» Given task: Could you extract every entry below and reproduce it exactly?

[Dataset records]
==============================

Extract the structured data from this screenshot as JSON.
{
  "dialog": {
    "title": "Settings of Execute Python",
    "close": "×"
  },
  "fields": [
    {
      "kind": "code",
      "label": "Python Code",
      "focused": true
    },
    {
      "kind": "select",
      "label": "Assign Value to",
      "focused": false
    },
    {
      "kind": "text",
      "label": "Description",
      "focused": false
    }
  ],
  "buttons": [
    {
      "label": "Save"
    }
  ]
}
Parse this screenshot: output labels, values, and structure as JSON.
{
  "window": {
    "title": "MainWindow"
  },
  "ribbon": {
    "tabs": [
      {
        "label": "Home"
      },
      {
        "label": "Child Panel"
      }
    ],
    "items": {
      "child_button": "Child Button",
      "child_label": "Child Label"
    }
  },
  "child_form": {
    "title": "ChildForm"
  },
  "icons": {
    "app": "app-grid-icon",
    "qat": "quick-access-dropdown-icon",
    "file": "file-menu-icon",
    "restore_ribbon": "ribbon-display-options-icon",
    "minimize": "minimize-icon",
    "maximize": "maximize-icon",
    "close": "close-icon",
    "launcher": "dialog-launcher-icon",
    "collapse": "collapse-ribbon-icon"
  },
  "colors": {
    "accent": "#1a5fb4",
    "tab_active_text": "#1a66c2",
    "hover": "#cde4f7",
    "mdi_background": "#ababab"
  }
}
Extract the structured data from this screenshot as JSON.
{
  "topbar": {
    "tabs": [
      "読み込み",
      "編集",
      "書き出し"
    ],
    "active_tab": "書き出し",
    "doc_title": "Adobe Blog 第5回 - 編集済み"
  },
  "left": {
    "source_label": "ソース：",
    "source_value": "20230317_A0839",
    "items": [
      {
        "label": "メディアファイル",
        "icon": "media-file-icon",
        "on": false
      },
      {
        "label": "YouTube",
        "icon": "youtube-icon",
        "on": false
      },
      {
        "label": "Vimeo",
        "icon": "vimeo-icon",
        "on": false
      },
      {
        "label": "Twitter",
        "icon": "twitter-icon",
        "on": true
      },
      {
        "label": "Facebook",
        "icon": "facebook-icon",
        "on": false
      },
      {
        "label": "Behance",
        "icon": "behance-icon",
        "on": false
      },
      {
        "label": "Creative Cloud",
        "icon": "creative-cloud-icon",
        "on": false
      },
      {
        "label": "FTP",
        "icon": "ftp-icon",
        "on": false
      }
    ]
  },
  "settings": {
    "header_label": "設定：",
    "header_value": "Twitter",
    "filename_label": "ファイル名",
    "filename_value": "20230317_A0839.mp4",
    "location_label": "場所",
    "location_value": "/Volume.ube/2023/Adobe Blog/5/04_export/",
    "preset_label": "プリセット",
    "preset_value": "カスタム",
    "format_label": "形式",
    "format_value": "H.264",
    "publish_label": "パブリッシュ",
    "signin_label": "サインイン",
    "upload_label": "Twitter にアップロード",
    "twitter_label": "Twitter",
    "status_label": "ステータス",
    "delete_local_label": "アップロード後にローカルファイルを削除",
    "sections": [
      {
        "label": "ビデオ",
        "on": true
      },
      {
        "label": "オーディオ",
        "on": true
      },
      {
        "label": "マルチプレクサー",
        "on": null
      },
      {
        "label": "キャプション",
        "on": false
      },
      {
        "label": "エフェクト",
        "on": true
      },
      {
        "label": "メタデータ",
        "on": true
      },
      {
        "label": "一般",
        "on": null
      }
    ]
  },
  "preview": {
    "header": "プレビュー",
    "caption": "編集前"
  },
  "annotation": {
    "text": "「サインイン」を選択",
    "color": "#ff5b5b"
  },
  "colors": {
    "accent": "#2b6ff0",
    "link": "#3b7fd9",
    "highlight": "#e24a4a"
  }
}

==============================

» Result:
Extract the structured data from this screenshot as JSON.
{
  "dialog": {
    "title": "Settings of Execute Python",
    "close": "×"
  },
  "fields": [
    {
      "kind": "code",
      "label": "Python Code",
      "focused": true
    },
    {
      "kind": "select",
      "label": "Assign Value to",
      "focused": false
    },
    {
      "kind": "text",
      "label": "Description",
      "focused": false
    }
  ],
  "buttons": [
    {
      "label": "Save"
    }
  ]
}
Parse this screenshot: output labels, values, and structure as JSON.
{
  "window": {
    "title": "MainWindow"
  },
  "ribbon": {
    "tabs": [
      {
        "label": "Home"
      },
      {
        "label": "Child Panel"
      }
    ],
    "items": {
      "child_button": "Child Button",
      "child_label": "Child Label"
    }
  },
  "child_form": {
    "title": "ChildForm"
  },
  "icons": {
    "app": "app-grid-icon",
    "qat": "quick-access-dropdown-icon",
    "file": "file-menu-icon",
    "restore_ribbon": "ribbon-display-options-icon",
    "minimize": "minimize-icon",
    "maximize": "maximize-icon",
    "close": "close-icon",
    "launcher": "dialog-launcher-icon",
    "collapse": "collapse-ribbon-icon"
  },
  "colors": {
    "accent": "#1a5fb4",
    "tab_active_text": "#1a66c2",
    "hover": "#cde4f7",
    "mdi_background": "#ababab"
  }
}
Extract the structured data from this screenshot as JSON.
{
  "topbar": {
    "tabs": [
      "読み込み",
      "編集",
      "書き出し"
    ],
    "active_tab": "書き出し",
    "doc_title": "Adobe Blog 第5回 - 編集済み"
  },
  "left": {
    "source_label": "ソース：",
    "source_value": "20230317_A0839",
    "items": [
      {
        "label": "メディアファイル",
        "icon": "media-file-icon",
        "on": false
      },
      {
        "label": "YouTube",
        "icon": "youtube-icon",
        "on": false
      },
      {
        "label": "Vimeo",
        "icon": "vimeo-icon",
        "on": false
      },
      {
        "label": "Twitter",
        "icon": "twitter-icon",
        "on": true
      },
      {
        "label": "Facebook",
        "icon": "facebook-icon",
        "on": false
      },
      {
        "label": "Behance",
        "icon": "behance-icon",
        "on": false
      },
      {
        "label": "Creative Cloud",
        "icon": "creative-cloud-icon",
        "on": false
      },
      {
        "label": "FTP",
        "icon": "ftp-icon",
        "on": false
      }
    ]
  },
  "settings": {
    "header_label": "設定：",
    "header_value": "Twitter",
    "filename_label": "ファイル名",
    "filename_value": "20230317_A0839.mp4",
    "location_label": "場所",
    "location_value": "/Volume.ube/2023/Adobe Blog/5/04_export/",
    "preset_label": "プリセット",
    "preset_value": "カスタム",
    "format_label": "形式",
    "format_value": "H.264",
    "publish_label": "パブリッシュ",
    "signin_label": "サインイン",
    "upload_label": "Twitter にアップロード",
    "twitter_label": "Twitter",
    "status_label": "ステータス",
    "delete_local_label": "アップロード後にローカルファイルを削除",
    "sections": [
      {
        "label": "ビデオ",
        "on": true
      },
      {
        "label": "オーディオ",
        "on": true
      },
      {
        "label": "マルチプレクサー",
        "on": null
      },
      {
        "label": "キャプション",
        "on": false
      },
      {
        "label": "エフェクト",
        "on": true
      },
      {
        "label": "メタデータ",
        "on": true
      },
      {
        "label": "一般",
        "on": null
      }
    ]
  },
  "preview": {
    "header": "プレビュー",
    "caption": "編集前"
  },
  "annotation": {
    "text": "「サインイン」を選択",
    "color": "#ff5b5b"
  },
  "colors": {
    "accent": "#2b6ff0",
    "link": "#3b7fd9",
    "highlight": "#e24a4a"
  }
}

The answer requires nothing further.